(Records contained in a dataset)
•••

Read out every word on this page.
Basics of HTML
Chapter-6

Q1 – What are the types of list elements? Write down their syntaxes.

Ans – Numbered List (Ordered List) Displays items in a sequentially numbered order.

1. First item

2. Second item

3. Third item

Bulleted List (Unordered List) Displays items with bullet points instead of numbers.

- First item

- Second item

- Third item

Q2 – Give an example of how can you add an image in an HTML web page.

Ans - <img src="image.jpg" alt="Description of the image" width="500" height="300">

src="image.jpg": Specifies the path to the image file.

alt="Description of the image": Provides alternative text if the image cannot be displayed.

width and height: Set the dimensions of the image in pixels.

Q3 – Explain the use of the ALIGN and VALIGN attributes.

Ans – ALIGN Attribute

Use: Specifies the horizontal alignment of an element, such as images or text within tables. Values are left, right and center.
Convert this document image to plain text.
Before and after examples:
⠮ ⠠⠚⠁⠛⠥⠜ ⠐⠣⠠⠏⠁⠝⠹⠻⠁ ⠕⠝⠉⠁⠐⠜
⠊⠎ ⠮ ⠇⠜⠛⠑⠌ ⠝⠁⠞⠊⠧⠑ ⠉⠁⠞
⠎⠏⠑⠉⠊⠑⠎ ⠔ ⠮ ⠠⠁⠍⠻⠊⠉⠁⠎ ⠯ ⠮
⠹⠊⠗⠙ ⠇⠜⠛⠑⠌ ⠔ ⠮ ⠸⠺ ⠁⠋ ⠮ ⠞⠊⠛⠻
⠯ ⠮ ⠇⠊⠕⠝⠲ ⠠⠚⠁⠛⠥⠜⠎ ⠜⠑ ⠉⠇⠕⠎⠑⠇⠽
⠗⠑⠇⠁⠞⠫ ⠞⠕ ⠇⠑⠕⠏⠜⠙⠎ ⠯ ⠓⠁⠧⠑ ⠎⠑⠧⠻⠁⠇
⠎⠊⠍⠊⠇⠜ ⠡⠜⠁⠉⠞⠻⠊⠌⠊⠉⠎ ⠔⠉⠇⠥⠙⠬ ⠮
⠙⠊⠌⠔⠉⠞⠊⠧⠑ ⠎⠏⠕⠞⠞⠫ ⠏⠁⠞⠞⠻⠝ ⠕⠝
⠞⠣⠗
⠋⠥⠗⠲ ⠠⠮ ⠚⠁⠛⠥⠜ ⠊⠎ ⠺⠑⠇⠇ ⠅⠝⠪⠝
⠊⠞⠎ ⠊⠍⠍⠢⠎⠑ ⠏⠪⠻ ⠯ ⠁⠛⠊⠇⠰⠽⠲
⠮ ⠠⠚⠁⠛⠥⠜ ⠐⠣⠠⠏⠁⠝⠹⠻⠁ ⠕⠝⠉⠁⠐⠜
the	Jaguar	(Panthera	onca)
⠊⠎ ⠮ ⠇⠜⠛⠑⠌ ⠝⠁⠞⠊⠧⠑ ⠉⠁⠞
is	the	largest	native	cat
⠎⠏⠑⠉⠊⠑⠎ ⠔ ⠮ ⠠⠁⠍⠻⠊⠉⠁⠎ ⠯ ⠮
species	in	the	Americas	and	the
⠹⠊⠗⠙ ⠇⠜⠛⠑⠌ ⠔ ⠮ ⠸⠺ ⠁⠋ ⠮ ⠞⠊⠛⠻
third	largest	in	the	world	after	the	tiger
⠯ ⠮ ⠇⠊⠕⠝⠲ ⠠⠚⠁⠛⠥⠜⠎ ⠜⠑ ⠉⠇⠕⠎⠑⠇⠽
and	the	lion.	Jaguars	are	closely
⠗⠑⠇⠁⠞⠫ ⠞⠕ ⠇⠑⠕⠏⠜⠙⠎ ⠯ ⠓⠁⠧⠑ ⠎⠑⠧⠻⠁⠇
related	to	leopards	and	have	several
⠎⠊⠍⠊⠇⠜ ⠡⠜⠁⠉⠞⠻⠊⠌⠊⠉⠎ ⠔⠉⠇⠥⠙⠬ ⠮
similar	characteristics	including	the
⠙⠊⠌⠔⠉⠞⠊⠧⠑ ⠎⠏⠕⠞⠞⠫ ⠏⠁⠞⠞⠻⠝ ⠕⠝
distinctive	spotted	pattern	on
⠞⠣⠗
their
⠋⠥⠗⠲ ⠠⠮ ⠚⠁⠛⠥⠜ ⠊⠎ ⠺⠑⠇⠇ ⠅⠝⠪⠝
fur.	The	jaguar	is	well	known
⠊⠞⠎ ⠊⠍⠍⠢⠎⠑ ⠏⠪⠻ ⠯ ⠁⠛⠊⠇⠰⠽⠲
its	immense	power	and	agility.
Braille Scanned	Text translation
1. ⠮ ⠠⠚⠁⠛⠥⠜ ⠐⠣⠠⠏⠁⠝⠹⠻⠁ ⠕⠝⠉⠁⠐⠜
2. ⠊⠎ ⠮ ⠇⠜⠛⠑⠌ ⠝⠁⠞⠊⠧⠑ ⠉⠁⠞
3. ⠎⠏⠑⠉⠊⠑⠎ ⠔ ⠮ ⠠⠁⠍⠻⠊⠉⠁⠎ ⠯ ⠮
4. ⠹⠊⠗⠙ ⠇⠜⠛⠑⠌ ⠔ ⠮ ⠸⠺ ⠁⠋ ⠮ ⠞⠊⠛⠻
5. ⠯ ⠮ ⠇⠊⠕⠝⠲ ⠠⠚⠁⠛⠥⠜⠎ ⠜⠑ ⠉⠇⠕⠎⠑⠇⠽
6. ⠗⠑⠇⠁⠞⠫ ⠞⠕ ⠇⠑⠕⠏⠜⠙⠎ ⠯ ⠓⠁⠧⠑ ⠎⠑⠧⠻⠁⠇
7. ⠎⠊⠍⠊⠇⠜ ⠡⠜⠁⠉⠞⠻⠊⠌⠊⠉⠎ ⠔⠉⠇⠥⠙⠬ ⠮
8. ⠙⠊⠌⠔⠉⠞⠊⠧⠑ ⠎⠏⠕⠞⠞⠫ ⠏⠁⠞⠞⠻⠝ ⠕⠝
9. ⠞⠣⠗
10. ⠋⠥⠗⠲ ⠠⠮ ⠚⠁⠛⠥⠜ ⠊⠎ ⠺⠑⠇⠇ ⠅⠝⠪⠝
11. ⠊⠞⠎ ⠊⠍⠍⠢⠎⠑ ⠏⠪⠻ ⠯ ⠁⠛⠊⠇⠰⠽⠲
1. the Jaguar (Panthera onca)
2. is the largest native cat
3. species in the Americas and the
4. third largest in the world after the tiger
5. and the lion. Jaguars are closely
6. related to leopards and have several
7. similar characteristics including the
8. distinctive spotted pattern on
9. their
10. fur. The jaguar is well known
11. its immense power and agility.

•••

Given exercise
Check every line of the data above for the string "Panthera", and copy those that have it.

Response for this exercise
the	Jaguar	(Panthera	onca)
1. the Jaguar (Panthera onca)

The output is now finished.